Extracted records
'''

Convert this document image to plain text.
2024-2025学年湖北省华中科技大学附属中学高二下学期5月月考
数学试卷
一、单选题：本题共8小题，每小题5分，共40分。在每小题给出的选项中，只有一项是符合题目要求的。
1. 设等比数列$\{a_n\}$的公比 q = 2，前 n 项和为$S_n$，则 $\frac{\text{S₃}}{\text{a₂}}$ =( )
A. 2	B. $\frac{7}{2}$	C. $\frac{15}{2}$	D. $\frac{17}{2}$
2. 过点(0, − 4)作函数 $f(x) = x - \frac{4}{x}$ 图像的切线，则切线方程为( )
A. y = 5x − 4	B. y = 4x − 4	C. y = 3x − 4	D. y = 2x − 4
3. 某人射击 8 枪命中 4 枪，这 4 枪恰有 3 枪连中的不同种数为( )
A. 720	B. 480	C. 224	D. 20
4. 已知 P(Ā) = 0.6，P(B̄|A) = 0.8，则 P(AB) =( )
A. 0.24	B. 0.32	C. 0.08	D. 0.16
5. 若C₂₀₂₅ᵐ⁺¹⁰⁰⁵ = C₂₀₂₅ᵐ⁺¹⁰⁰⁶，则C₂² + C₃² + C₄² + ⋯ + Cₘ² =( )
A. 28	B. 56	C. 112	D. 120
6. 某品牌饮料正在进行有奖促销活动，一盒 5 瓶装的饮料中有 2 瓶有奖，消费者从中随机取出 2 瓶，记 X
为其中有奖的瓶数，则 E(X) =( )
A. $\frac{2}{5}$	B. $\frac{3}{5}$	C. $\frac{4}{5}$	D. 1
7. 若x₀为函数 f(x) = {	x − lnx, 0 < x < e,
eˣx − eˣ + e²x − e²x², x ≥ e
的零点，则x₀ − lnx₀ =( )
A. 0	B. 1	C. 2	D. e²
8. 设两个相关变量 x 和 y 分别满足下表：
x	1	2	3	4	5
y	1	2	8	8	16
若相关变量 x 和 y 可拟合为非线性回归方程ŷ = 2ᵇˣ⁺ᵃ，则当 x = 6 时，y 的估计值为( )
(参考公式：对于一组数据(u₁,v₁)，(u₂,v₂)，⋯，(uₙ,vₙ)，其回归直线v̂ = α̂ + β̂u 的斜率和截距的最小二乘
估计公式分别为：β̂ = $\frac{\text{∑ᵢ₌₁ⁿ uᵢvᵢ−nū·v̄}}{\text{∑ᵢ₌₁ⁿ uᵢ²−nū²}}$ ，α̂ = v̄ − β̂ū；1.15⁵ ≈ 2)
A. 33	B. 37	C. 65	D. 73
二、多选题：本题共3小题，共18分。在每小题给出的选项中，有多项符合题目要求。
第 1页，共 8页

'''

Written task: Extract every record and return it verbatim.

Full solution:
Convert this document image to plain text.
2024-2025学年湖北省华中科技大学附属中学高二下学期5月月考
数学试卷
一、单选题：本题共8小题，每小题5分，共40分。在每小题给出的选项中，只有一项是符合题目要求的。
1. 设等比数列$\{a_n\}$的公比 q = 2，前 n 项和为$S_n$，则 $\frac{\text{S₃}}{\text{a₂}}$ =( )
A. 2	B. $\frac{7}{2}$	C. $\frac{15}{2}$	D. $\frac{17}{2}$
2. 过点(0, − 4)作函数 $f(x) = x - \frac{4}{x}$ 图像的切线，则切线方程为( )
A. y = 5x − 4	B. y = 4x − 4	C. y = 3x − 4	D. y = 2x − 4
3. 某人射击 8 枪命中 4 枪，这 4 枪恰有 3 枪连中的不同种数为( )
A. 720	B. 480	C. 224	D. 20
4. 已知 P(Ā) = 0.6，P(B̄|A) = 0.8，则 P(AB) =( )
A. 0.24	B. 0.32	C. 0.08	D. 0.16
5. 若C₂₀₂₅ᵐ⁺¹⁰⁰⁵ = C₂₀₂₅ᵐ⁺¹⁰⁰⁶，则C₂² + C₃² + C₄² + ⋯ + Cₘ² =( )
A. 28	B. 56	C. 112	D. 120
6. 某品牌饮料正在进行有奖促销活动，一盒 5 瓶装的饮料中有 2 瓶有奖，消费者从中随机取出 2 瓶，记 X
为其中有奖的瓶数，则 E(X) =( )
A. $\frac{2}{5}$	B. $\frac{3}{5}$	C. $\frac{4}{5}$	D. 1
7. 若x₀为函数 f(x) = {	x − lnx, 0 < x < e,
eˣx − eˣ + e²x − e²x², x ≥ e
的零点，则x₀ − lnx₀ =( )
A. 0	B. 1	C. 2	D. e²
8. 设两个相关变量 x 和 y 分别满足下表：
x	1	2	3	4	5
y	1	2	8	8	16
若相关变量 x 和 y 可拟合为非线性回归方程ŷ = 2ᵇˣ⁺ᵃ，则当 x = 6 时，y 的估计值为( )
(参考公式：对于一组数据(u₁,v₁)，(u₂,v₂)，⋯，(uₙ,vₙ)，其回归直线v̂ = α̂ + β̂u 的斜率和截距的最小二乘
估计公式分别为：β̂ = $\frac{\text{∑ᵢ₌₁ⁿ uᵢvᵢ−nū·v̄}}{\text{∑ᵢ₌₁ⁿ uᵢ²−nū²}}$ ，α̂ = v̄ − β̂ū；1.15⁵ ≈ 2)
A. 33	B. 37	C. 65	D. 73
二、多选题：本题共3小题，共18分。在每小题给出的选项中，有多项符合题目要求。
第 1页，共 8页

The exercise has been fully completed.